• **Goal of the exercise**: Using the data beneath, show every line that includes the word "เบอร".

════════════════

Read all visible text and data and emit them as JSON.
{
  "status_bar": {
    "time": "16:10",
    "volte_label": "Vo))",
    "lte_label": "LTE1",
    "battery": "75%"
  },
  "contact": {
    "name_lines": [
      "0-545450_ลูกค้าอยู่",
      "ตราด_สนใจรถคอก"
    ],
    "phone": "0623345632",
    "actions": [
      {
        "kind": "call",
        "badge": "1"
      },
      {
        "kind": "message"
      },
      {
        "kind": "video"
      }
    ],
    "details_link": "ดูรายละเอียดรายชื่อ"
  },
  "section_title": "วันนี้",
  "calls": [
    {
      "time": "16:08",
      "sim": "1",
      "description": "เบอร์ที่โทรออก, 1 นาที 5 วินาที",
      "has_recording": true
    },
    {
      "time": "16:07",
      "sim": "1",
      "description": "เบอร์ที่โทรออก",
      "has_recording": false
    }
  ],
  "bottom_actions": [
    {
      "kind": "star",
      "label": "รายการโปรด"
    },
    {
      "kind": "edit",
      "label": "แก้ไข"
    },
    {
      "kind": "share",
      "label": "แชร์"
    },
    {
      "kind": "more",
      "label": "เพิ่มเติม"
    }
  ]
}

════════════════

• **Solution to this exercise**:
      "description": "เบอร์ที่โทรออก, 1 นาที 5 วินาที",
      "description": "เบอร์ที่โทรออก",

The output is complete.